[Begin]

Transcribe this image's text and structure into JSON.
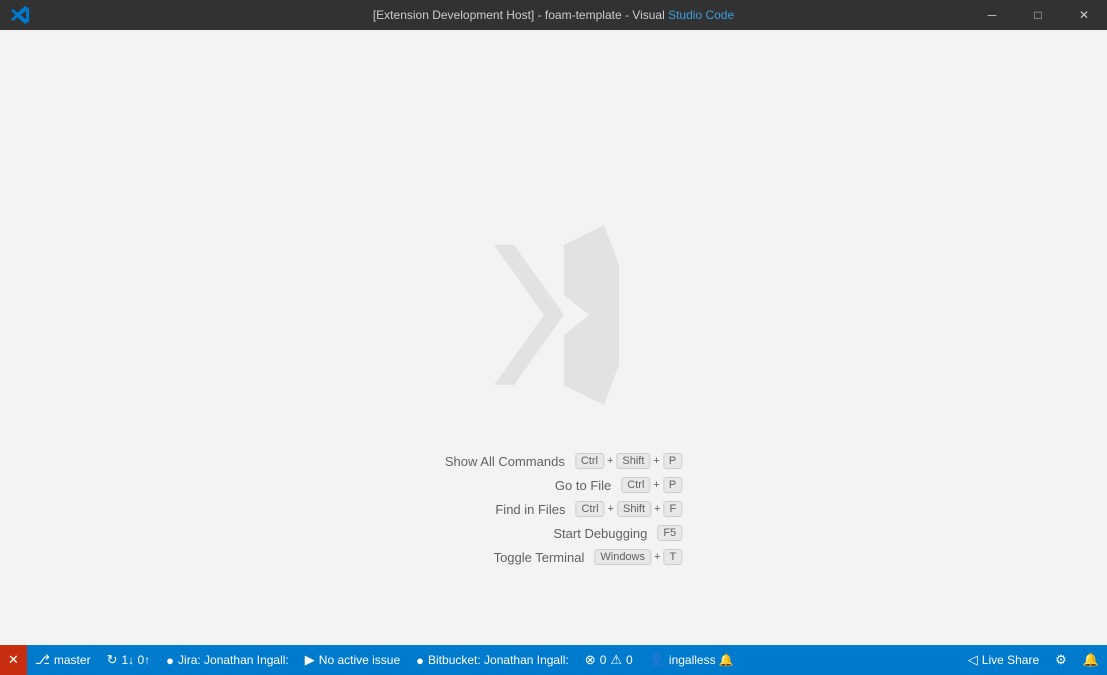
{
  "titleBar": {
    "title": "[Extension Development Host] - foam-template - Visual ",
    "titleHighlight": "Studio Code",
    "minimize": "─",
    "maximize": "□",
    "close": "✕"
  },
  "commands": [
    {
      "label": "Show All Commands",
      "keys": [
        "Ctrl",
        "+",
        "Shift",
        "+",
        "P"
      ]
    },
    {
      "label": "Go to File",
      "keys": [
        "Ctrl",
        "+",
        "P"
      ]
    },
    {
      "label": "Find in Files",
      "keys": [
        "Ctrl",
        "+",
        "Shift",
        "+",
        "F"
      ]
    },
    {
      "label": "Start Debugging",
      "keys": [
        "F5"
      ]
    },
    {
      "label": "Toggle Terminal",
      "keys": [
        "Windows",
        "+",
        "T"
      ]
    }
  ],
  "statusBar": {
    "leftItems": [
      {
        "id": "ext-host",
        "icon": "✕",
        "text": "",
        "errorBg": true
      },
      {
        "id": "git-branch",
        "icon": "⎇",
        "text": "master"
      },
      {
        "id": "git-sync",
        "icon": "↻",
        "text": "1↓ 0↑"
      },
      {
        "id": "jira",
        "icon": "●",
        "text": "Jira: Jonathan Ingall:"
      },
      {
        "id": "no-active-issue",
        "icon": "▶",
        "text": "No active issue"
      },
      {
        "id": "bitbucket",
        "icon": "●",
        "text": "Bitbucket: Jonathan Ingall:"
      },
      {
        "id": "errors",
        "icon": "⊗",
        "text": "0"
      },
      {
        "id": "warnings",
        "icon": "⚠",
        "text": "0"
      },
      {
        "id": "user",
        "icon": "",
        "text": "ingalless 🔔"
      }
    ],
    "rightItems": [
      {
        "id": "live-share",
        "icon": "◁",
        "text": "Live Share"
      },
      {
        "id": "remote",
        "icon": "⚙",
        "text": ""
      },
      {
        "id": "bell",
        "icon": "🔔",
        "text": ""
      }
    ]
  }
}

[End]

Take each line of the material that contains the word "issue" and list it.

*Result of this exercise*.
        "id": "no-active-issue",
        "text": "No active issue"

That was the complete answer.